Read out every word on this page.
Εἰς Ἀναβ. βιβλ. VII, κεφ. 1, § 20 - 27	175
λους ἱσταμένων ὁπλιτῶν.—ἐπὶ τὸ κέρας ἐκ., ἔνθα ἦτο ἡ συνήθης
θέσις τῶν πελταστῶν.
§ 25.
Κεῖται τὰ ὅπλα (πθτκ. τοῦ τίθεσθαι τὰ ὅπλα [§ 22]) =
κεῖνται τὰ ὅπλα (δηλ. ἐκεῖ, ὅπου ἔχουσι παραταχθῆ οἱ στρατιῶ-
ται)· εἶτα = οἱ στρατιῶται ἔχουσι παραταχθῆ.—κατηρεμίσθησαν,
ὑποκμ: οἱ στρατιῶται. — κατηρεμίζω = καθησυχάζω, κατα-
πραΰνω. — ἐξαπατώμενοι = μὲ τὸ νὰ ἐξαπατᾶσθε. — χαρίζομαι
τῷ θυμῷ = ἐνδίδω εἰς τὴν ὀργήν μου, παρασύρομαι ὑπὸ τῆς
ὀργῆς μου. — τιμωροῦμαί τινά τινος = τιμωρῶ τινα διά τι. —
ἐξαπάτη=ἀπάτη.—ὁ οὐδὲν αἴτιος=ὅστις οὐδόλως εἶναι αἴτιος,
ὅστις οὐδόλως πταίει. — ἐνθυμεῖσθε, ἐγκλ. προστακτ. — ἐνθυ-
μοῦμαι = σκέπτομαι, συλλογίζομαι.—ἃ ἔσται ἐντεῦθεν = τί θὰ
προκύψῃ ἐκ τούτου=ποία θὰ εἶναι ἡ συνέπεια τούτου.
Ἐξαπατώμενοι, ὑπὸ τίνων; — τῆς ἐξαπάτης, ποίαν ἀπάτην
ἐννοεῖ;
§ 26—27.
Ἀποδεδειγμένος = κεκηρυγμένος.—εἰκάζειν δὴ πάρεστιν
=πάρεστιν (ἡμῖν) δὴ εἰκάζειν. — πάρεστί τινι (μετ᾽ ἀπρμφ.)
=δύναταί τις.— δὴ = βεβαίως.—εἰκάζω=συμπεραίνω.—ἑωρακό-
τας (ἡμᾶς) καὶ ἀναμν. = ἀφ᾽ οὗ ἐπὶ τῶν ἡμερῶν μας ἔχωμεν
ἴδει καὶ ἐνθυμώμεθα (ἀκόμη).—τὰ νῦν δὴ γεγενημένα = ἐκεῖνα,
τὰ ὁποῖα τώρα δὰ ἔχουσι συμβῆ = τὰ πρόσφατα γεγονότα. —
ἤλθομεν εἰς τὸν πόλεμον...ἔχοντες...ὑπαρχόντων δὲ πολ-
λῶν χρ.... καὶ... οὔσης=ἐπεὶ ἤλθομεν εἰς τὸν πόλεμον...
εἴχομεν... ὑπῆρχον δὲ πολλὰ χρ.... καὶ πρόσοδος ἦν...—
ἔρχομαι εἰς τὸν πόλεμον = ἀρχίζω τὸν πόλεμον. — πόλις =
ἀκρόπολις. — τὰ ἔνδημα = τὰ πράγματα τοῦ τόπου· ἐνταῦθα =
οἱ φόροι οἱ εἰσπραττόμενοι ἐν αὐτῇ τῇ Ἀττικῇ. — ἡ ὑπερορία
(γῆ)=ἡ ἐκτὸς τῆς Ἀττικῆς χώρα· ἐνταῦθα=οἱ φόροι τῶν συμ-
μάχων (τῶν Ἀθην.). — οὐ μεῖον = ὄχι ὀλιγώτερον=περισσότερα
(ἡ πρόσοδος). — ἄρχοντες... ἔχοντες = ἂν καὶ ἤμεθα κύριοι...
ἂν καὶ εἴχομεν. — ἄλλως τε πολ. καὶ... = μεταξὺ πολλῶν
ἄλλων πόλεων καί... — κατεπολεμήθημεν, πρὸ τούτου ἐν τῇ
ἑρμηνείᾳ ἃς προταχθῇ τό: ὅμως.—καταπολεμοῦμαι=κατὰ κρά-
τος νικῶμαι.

...

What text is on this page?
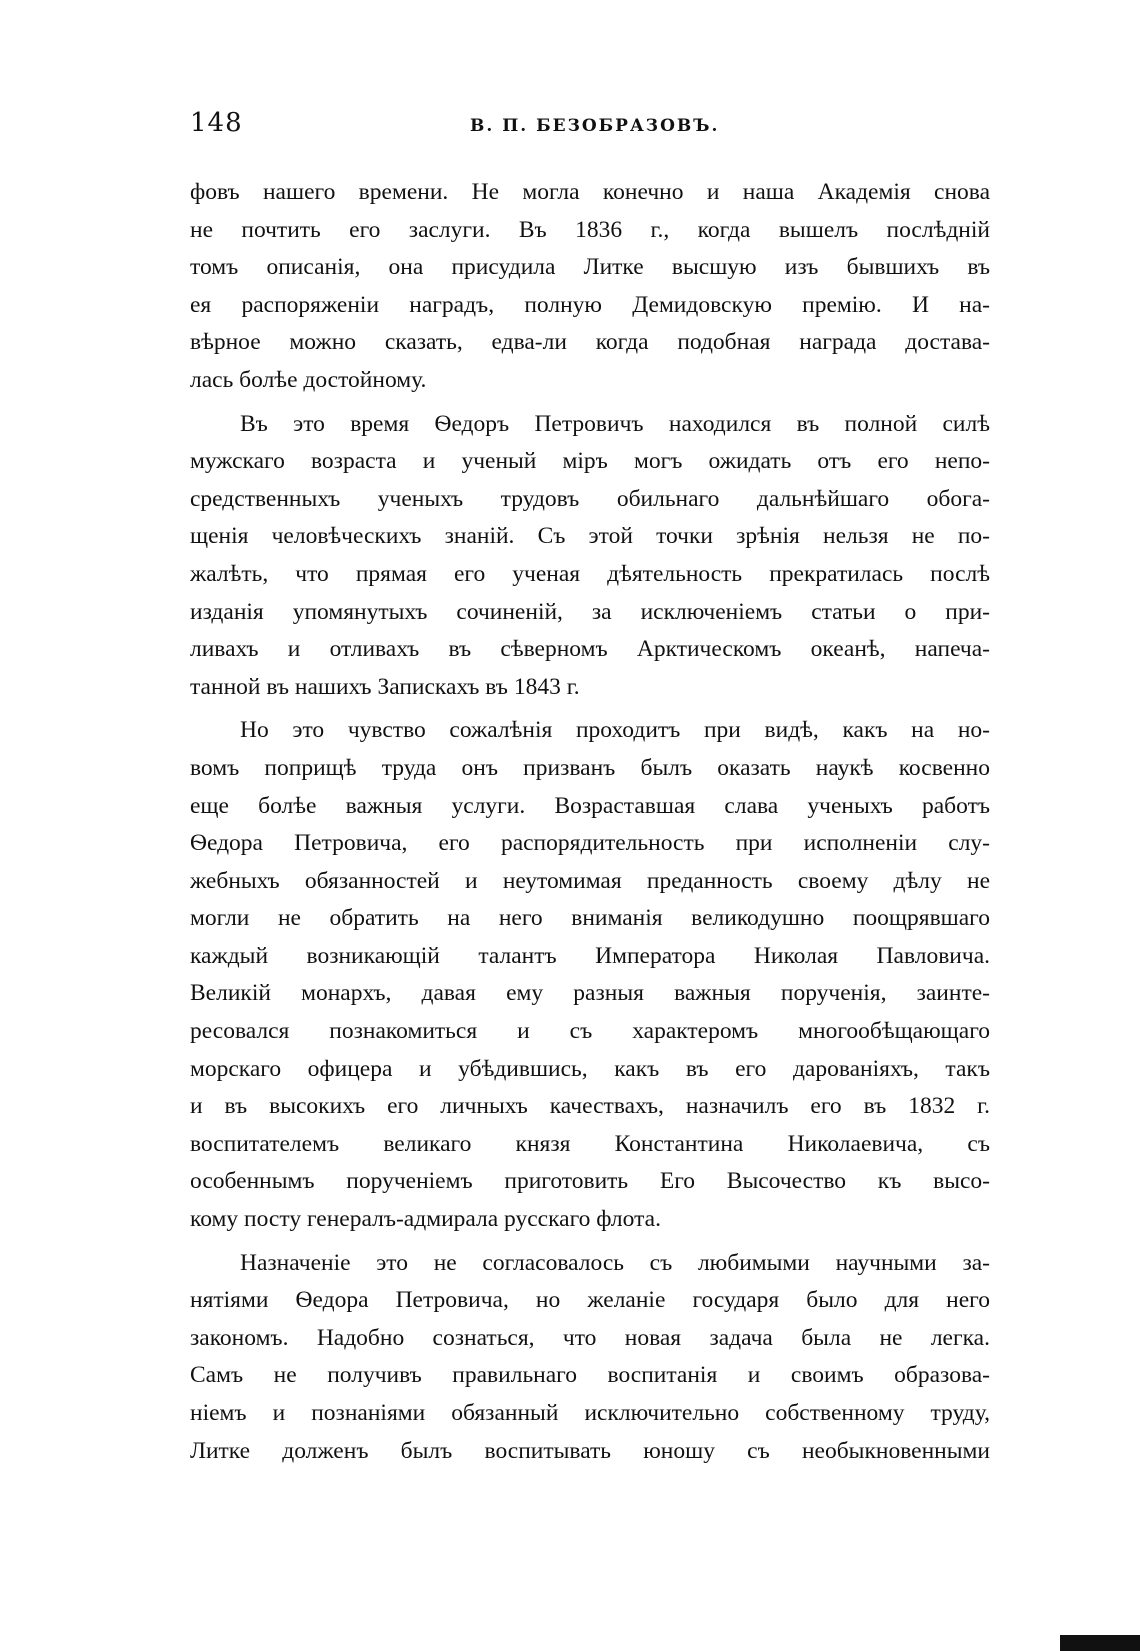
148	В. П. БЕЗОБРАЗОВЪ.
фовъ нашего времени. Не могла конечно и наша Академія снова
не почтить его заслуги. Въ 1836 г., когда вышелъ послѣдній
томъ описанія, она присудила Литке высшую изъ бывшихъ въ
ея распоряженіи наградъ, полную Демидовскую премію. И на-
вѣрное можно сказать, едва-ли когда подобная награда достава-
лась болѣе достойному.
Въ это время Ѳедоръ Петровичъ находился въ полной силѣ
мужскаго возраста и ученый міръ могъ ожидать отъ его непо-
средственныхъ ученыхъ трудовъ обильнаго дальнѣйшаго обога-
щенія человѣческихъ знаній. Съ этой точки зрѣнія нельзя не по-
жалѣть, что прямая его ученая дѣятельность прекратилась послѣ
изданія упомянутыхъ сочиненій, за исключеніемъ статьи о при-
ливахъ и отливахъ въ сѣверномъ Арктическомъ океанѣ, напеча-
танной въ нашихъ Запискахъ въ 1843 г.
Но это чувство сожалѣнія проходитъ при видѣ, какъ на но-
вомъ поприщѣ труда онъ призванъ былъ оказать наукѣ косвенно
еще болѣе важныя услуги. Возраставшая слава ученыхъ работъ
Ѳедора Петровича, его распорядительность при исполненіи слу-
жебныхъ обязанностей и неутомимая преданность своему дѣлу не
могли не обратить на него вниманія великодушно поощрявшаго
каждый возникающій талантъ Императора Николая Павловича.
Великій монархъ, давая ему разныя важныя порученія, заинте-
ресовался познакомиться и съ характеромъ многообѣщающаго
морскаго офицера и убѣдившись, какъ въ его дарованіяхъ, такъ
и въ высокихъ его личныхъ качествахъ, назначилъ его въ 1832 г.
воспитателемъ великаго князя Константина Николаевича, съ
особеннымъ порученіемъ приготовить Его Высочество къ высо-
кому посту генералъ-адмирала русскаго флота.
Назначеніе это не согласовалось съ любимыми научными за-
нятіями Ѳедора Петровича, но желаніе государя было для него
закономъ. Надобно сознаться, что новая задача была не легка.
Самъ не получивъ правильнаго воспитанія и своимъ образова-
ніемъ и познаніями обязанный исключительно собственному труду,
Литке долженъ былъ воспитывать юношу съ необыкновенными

---

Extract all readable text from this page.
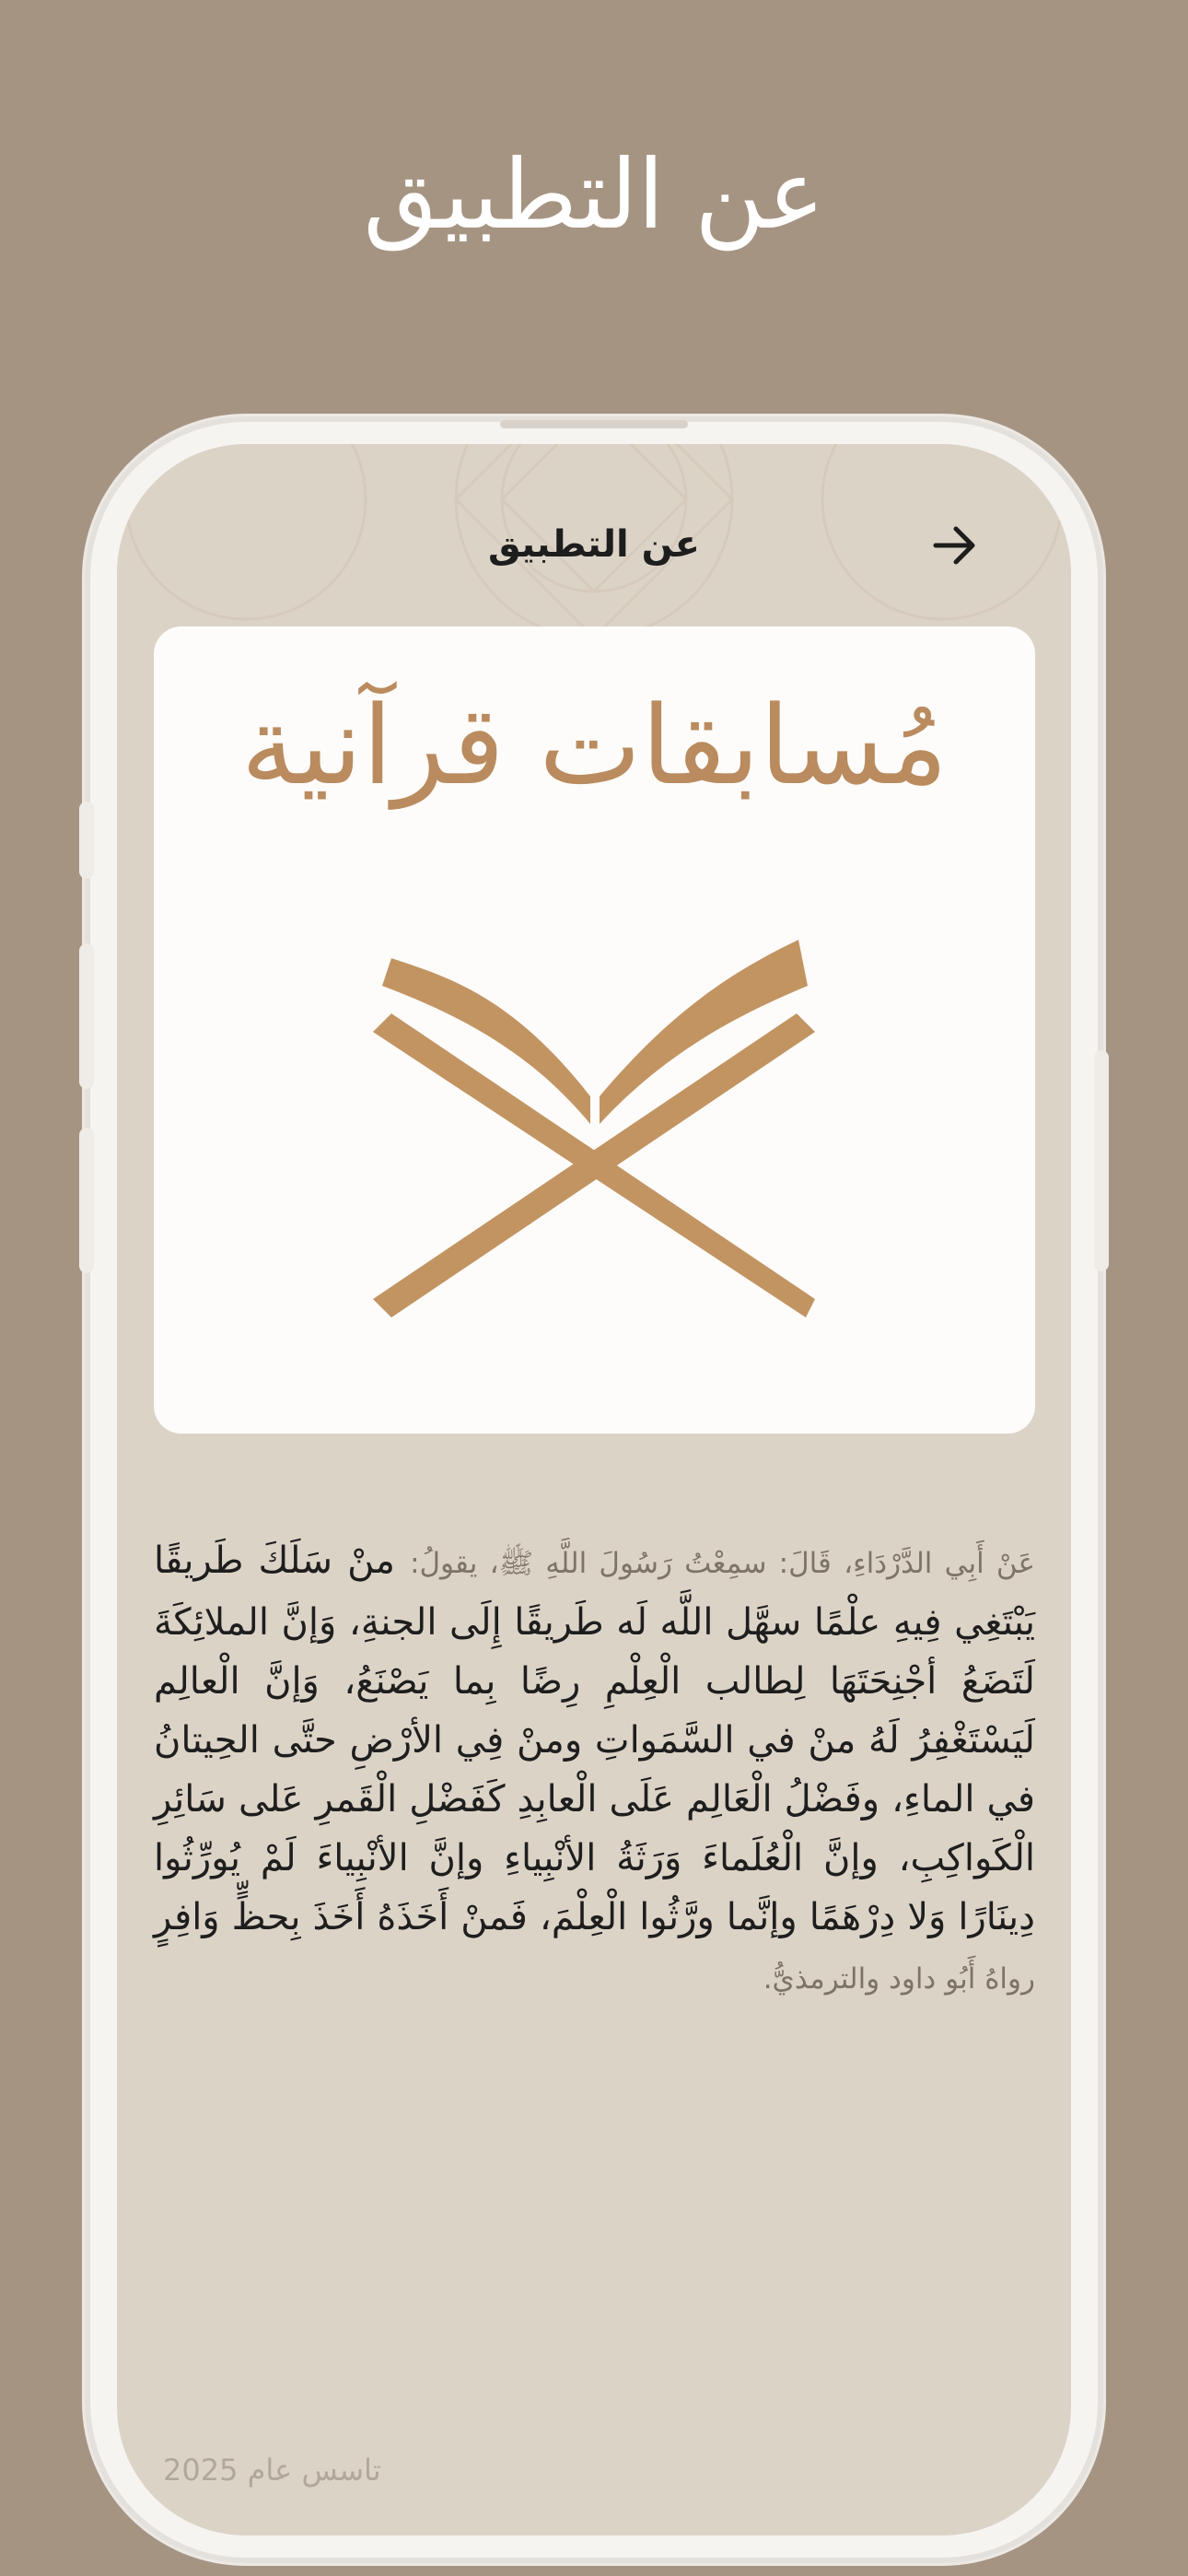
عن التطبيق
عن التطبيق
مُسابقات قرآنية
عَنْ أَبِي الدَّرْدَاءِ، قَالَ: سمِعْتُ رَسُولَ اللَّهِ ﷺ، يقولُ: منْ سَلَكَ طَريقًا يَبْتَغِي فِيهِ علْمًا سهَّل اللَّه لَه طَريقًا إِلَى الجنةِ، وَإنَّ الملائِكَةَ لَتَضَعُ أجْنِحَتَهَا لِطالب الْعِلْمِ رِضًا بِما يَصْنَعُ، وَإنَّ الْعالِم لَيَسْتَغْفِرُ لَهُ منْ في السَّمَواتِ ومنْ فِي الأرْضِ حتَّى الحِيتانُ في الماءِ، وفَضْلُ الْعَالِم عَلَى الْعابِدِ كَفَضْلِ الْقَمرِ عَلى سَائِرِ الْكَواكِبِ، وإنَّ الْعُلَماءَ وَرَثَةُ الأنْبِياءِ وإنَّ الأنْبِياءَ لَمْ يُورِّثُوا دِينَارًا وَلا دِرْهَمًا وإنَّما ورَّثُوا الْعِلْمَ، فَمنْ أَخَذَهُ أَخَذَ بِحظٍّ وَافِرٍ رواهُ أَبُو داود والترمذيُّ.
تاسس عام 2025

# WHAT YOU HAVE TO DO
Read through the data and copy every line where "ἔχουσι" shows up.

# RESPONSE
κεῖνται τὰ ὅπλα (δηλ. ἐκεῖ, ὅπου ἔχουσι παραταχθῆ οἱ στρατιῶ-
ται)· εἶτα = οἱ στρατιῶται ἔχουσι παραταχθῆ.—κατηρεμίσθησαν,
τὰ ὁποῖα τώρα δὰ ἔχουσι συμβῆ = τὰ πρόσφατα γεγονότα. —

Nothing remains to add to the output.